(Dataset items)
* start *

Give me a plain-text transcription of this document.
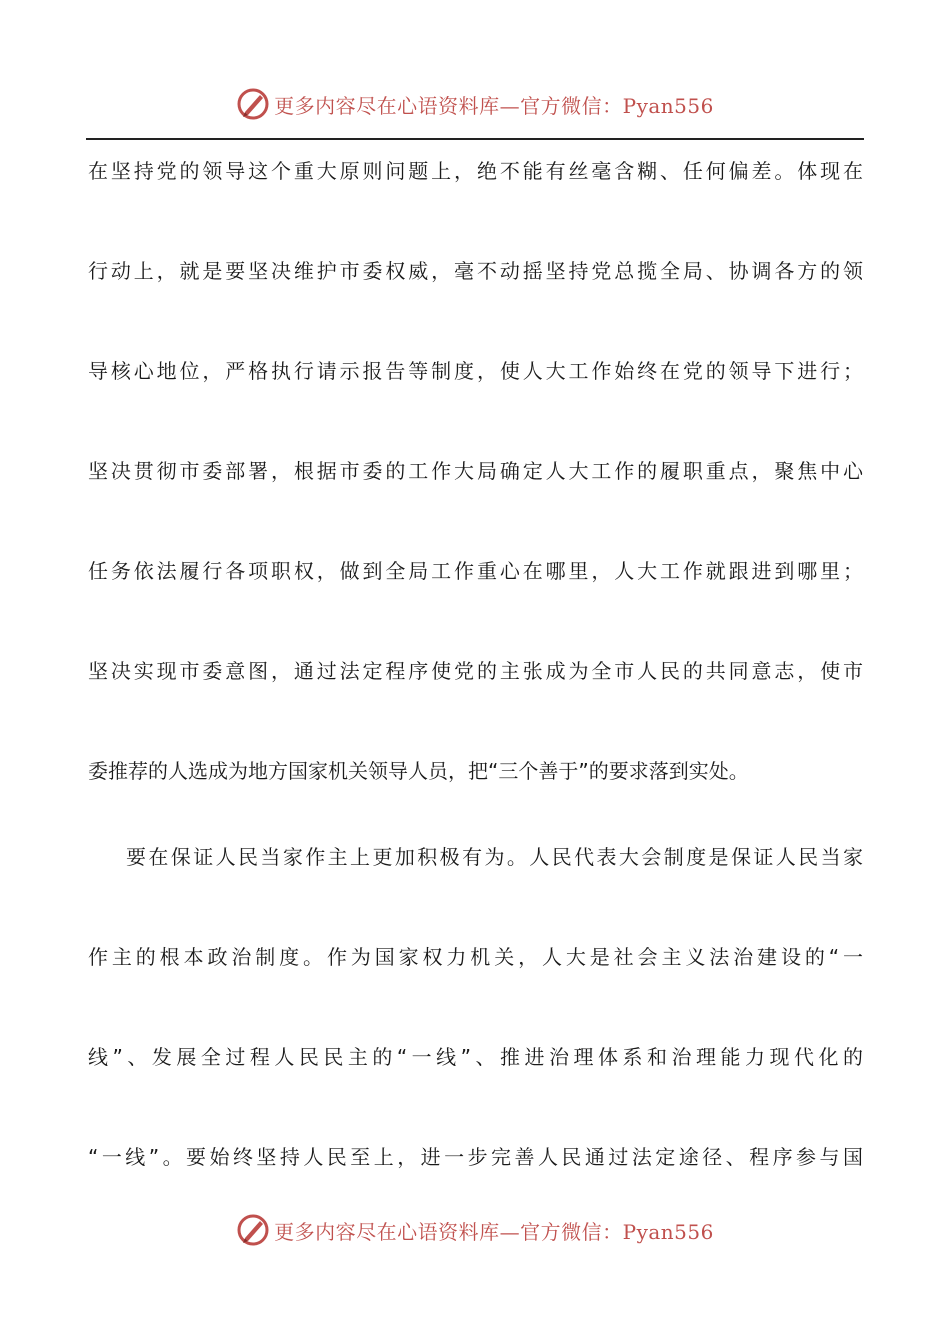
更多内容尽在心语资料库—官方微信：Pyan556
在坚持党的领导这个重大原则问题上，绝不能有丝毫含糊、任何偏差。体现在
行动上，就是要坚决维护市委权威，毫不动摇坚持党总揽全局、协调各方的领
导核心地位，严格执行请示报告等制度，使人大工作始终在党的领导下进行；
坚决贯彻市委部署，根据市委的工作大局确定人大工作的履职重点，聚焦中心
任务依法履行各项职权，做到全局工作重心在哪里，人大工作就跟进到哪里；
坚决实现市委意图，通过法定程序使党的主张成为全市人民的共同意志，使市
委推荐的人选成为地方国家机关领导人员，把“三个善于”的要求落到实处。
要在保证人民当家作主上更加积极有为。人民代表大会制度是保证人民当家
作主的根本政治制度。作为国家权力机关，人大是社会主义法治建设的“一
线”、发展全过程人民民主的“一线”、推进治理体系和治理能力现代化的
“一线”。要始终坚持人民至上，进一步完善人民通过法定途径、程序参与国
更多内容尽在心语资料库—官方微信：Pyan556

* end *

Repeat the records above verbatim, with no pictures in the result.

Give me a plain-text transcription of this document.
更多内容尽在心语资料库—官方微信：Pyan556
在坚持党的领导这个重大原则问题上，绝不能有丝毫含糊、任何偏差。体现在
行动上，就是要坚决维护市委权威，毫不动摇坚持党总揽全局、协调各方的领
导核心地位，严格执行请示报告等制度，使人大工作始终在党的领导下进行；
坚决贯彻市委部署，根据市委的工作大局确定人大工作的履职重点，聚焦中心
任务依法履行各项职权，做到全局工作重心在哪里，人大工作就跟进到哪里；
坚决实现市委意图，通过法定程序使党的主张成为全市人民的共同意志，使市
委推荐的人选成为地方国家机关领导人员，把“三个善于”的要求落到实处。
要在保证人民当家作主上更加积极有为。人民代表大会制度是保证人民当家
作主的根本政治制度。作为国家权力机关，人大是社会主义法治建设的“一
线”、发展全过程人民民主的“一线”、推进治理体系和治理能力现代化的
“一线”。要始终坚持人民至上，进一步完善人民通过法定途径、程序参与国
更多内容尽在心语资料库—官方微信：Pyan556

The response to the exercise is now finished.